--- Task directions ---
Each entry in the listing below should be restated word for word.
* begin Provided data *
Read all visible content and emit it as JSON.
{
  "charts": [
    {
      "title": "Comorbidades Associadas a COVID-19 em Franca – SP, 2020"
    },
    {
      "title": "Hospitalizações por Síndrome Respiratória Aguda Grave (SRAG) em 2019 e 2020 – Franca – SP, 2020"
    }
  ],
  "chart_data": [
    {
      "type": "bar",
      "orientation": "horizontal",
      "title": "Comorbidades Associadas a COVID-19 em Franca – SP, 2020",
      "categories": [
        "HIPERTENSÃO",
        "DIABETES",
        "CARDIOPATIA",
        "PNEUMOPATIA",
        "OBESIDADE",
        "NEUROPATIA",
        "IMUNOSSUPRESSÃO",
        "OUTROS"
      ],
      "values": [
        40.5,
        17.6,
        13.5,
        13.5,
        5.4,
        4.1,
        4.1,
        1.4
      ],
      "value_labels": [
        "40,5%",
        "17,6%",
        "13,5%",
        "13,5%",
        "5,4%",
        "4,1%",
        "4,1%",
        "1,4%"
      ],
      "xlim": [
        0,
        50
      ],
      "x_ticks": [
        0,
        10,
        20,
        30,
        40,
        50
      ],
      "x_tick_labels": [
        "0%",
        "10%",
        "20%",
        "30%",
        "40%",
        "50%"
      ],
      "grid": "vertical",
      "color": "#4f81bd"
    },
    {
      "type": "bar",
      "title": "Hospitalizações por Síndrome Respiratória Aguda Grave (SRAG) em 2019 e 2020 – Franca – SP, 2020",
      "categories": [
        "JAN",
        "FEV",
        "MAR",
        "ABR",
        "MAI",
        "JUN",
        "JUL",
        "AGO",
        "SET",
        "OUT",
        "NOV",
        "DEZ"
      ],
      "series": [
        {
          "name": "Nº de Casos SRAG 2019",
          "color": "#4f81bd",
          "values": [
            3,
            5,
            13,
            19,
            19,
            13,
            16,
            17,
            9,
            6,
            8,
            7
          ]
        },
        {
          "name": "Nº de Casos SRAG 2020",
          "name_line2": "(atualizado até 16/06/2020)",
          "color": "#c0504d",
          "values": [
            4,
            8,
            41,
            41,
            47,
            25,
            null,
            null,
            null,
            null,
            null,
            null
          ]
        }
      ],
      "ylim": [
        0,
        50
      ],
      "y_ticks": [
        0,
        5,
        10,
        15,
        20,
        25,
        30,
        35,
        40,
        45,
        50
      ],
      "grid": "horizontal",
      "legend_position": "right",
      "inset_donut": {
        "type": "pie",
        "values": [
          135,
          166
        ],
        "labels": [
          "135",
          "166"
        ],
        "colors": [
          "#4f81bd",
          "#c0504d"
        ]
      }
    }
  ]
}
* end Provided data *
--- Expected output ---
Read all visible content and emit it as JSON.
{
  "charts": [
    {
      "title": "Comorbidades Associadas a COVID-19 em Franca – SP, 2020"
    },
    {
      "title": "Hospitalizações por Síndrome Respiratória Aguda Grave (SRAG) em 2019 e 2020 – Franca – SP, 2020"
    }
  ],
  "chart_data": [
    {
      "type": "bar",
      "orientation": "horizontal",
      "title": "Comorbidades Associadas a COVID-19 em Franca – SP, 2020",
      "categories": [
        "HIPERTENSÃO",
        "DIABETES",
        "CARDIOPATIA",
        "PNEUMOPATIA",
        "OBESIDADE",
        "NEUROPATIA",
        "IMUNOSSUPRESSÃO",
        "OUTROS"
      ],
      "values": [
        40.5,
        17.6,
        13.5,
        13.5,
        5.4,
        4.1,
        4.1,
        1.4
      ],
      "value_labels": [
        "40,5%",
        "17,6%",
        "13,5%",
        "13,5%",
        "5,4%",
        "4,1%",
        "4,1%",
        "1,4%"
      ],
      "xlim": [
        0,
        50
      ],
      "x_ticks": [
        0,
        10,
        20,
        30,
        40,
        50
      ],
      "x_tick_labels": [
        "0%",
        "10%",
        "20%",
        "30%",
        "40%",
        "50%"
      ],
      "grid": "vertical",
      "color": "#4f81bd"
    },
    {
      "type": "bar",
      "title": "Hospitalizações por Síndrome Respiratória Aguda Grave (SRAG) em 2019 e 2020 – Franca – SP, 2020",
      "categories": [
        "JAN",
        "FEV",
        "MAR",
        "ABR",
        "MAI",
        "JUN",
        "JUL",
        "AGO",
        "SET",
        "OUT",
        "NOV",
        "DEZ"
      ],
      "series": [
        {
          "name": "Nº de Casos SRAG 2019",
          "color": "#4f81bd",
          "values": [
            3,
            5,
            13,
            19,
            19,
            13,
            16,
            17,
            9,
            6,
            8,
            7
          ]
        },
        {
          "name": "Nº de Casos SRAG 2020",
          "name_line2": "(atualizado até 16/06/2020)",
          "color": "#c0504d",
          "values": [
            4,
            8,
            41,
            41,
            47,
            25,
            null,
            null,
            null,
            null,
            null,
            null
          ]
        }
      ],
      "ylim": [
        0,
        50
      ],
      "y_ticks": [
        0,
        5,
        10,
        15,
        20,
        25,
        30,
        35,
        40,
        45,
        50
      ],
      "grid": "horizontal",
      "legend_position": "right",
      "inset_donut": {
        "type": "pie",
        "values": [
          135,
          166
        ],
        "labels": [
          "135",
          "166"
        ],
        "colors": [
          "#4f81bd",
          "#c0504d"
        ]
      }
    }
  ]
}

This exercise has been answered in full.